A run of records:
## Start

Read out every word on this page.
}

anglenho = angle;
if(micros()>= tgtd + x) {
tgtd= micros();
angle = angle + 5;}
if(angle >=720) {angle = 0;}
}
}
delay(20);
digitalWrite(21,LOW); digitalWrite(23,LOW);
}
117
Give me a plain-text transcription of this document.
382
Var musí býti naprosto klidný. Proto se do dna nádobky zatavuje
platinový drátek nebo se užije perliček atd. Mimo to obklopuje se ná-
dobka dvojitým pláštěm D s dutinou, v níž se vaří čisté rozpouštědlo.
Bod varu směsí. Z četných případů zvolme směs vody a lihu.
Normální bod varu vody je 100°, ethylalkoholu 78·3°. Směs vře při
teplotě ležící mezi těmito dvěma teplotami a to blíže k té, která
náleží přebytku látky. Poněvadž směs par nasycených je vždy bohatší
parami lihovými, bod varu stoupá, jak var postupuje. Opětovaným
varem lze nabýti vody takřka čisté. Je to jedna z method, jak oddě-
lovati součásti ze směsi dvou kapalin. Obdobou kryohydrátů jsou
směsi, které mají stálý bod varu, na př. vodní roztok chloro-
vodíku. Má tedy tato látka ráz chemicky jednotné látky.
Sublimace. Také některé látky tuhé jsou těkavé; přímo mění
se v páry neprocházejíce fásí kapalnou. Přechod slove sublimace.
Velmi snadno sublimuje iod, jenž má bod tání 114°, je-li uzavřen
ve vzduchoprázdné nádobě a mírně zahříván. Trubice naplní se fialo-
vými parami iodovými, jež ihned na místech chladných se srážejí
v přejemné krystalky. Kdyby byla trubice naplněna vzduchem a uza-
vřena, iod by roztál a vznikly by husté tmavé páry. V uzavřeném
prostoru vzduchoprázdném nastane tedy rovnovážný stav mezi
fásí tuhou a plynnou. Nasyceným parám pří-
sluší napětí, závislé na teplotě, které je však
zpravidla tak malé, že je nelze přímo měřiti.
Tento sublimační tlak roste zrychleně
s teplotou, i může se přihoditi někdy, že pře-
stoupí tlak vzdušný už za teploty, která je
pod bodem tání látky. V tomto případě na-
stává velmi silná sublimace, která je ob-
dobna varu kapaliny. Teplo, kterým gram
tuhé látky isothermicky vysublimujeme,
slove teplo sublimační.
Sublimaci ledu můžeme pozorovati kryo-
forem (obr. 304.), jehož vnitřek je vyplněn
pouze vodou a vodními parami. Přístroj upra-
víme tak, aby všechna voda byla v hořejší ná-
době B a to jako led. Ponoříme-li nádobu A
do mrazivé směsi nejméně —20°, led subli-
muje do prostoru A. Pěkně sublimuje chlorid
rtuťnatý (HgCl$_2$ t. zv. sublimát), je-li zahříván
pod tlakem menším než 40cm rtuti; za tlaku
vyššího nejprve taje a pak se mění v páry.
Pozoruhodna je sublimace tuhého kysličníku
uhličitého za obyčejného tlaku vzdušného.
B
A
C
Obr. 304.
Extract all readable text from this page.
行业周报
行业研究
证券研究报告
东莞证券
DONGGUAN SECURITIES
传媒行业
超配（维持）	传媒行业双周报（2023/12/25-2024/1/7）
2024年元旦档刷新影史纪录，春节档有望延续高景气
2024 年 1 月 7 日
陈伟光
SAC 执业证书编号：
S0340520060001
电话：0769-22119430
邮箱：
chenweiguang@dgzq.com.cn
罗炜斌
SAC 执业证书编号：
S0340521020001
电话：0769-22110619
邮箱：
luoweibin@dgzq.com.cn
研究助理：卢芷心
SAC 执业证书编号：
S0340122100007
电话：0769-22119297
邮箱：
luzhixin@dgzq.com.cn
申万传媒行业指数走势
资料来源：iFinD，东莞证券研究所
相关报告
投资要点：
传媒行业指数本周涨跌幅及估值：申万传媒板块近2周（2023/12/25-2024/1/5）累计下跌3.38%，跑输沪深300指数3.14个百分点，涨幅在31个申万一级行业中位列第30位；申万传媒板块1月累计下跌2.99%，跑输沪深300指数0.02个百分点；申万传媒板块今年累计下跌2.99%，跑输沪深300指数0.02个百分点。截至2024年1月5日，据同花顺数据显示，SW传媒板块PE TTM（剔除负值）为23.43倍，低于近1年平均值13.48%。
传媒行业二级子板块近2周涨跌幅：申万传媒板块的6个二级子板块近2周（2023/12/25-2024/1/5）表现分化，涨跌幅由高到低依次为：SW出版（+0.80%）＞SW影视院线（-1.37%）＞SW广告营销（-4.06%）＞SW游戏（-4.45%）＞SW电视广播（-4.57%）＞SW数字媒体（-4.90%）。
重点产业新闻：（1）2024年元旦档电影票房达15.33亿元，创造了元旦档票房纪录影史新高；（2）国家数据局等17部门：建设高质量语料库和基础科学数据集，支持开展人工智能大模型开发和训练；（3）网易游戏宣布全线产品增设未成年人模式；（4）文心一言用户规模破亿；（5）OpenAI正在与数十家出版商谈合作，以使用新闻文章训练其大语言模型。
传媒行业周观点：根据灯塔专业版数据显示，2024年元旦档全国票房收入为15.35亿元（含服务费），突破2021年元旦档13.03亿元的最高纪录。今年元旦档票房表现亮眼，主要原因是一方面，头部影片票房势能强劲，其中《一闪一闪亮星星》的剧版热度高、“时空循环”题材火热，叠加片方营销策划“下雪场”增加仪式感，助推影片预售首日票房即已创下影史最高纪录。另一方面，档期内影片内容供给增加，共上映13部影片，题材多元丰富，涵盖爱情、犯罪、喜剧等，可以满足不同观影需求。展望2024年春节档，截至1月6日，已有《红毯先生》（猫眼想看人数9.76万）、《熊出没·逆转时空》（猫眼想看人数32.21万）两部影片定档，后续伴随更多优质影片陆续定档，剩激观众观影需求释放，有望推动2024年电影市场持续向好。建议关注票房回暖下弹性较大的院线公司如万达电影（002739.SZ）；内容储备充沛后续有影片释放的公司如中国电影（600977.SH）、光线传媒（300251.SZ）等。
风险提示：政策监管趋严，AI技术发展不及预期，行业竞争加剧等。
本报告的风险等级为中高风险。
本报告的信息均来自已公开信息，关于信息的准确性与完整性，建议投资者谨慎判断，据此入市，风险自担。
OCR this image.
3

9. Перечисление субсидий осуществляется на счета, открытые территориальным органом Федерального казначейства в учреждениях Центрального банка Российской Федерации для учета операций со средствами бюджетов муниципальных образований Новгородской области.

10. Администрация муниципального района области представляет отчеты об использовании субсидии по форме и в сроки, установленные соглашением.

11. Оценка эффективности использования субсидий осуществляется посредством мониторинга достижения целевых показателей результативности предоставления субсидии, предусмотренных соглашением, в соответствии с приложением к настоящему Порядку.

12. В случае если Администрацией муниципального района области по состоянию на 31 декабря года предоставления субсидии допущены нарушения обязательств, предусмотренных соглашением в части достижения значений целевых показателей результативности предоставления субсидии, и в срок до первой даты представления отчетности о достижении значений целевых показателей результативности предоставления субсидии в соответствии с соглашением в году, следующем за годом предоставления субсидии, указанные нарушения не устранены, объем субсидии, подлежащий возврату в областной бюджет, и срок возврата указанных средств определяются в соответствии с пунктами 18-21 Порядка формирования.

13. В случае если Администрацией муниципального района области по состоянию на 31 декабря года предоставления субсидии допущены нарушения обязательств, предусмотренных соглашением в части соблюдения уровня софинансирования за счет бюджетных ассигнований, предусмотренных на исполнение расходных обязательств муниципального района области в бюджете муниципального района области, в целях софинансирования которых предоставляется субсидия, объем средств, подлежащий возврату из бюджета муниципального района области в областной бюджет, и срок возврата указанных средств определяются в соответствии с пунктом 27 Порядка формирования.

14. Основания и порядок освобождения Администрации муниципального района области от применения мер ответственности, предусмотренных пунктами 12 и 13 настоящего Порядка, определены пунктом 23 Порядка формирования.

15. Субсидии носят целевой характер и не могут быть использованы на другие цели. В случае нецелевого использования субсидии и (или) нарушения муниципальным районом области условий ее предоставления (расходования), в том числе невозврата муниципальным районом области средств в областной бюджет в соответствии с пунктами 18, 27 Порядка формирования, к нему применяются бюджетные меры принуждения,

## End

[Exercise goal]:
Scan the material and collect every line that contains "zahříván".

[Solution for this problem]:
ve vzduchoprázdné nádobě a mírně zahříván. Trubice naplní se fialo-
rtuťnatý (HgCl$_2$ t. zv. sublimát), je-li zahříván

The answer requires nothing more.